Exercise details » Scan the records for the word "color". Copy each line that includes it.

--*--

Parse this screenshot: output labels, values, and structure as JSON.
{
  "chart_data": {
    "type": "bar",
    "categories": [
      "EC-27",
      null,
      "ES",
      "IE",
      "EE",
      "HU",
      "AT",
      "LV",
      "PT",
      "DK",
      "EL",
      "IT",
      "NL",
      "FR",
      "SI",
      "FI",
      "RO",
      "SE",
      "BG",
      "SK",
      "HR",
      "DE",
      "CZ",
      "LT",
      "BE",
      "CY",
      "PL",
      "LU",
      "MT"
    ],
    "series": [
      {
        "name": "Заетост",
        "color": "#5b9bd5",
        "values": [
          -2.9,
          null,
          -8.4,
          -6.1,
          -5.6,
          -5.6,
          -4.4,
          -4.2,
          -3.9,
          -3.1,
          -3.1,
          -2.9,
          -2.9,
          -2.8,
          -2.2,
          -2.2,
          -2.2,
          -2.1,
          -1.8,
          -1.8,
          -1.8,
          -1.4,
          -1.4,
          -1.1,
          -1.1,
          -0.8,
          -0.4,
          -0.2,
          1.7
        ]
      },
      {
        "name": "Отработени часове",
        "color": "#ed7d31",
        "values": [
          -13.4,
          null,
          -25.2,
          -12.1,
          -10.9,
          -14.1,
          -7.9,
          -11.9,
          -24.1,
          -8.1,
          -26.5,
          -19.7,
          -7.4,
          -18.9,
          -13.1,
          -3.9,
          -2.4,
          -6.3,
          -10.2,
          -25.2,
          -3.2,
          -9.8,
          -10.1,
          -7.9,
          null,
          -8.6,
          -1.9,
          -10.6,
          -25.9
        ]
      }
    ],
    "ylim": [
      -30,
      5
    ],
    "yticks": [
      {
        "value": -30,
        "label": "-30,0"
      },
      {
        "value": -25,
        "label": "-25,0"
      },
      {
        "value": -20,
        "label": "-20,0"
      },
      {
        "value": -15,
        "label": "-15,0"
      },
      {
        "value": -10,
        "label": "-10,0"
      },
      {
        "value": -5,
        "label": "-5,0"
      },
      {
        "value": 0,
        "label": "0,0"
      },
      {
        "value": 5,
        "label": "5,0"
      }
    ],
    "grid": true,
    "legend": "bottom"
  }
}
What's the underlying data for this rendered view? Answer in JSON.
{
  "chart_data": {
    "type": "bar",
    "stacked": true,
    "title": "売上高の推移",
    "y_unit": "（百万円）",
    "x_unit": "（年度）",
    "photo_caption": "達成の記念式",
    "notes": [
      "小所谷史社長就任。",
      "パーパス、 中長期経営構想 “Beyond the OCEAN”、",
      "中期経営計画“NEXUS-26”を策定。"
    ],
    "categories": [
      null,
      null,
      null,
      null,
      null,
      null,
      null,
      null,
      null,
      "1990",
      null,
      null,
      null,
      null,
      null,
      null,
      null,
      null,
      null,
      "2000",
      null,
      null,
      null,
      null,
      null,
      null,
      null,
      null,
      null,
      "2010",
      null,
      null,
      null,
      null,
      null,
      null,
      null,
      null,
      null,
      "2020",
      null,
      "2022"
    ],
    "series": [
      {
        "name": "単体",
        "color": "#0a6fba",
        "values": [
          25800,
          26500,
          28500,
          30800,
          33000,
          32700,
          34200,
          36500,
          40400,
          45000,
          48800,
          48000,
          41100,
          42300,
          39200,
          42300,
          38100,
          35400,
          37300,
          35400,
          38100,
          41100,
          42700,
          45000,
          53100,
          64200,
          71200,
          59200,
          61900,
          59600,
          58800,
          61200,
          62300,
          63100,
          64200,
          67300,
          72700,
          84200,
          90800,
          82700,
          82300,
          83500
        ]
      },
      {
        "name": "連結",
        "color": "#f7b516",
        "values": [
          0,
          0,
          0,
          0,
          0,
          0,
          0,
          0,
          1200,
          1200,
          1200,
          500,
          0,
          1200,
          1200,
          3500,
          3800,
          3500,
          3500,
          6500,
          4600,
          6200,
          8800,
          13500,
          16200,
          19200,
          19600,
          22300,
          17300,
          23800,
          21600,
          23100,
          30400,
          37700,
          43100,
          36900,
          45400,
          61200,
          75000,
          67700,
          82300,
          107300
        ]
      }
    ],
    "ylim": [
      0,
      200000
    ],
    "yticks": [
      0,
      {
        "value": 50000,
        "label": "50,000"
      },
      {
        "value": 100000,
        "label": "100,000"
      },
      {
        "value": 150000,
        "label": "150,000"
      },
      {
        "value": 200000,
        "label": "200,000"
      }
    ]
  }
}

--*--

Solved exercise »
        "color": "#5b9bd5",
        "color": "#ed7d31",
        "color": "#0a6fba",
        "color": "#f7b516",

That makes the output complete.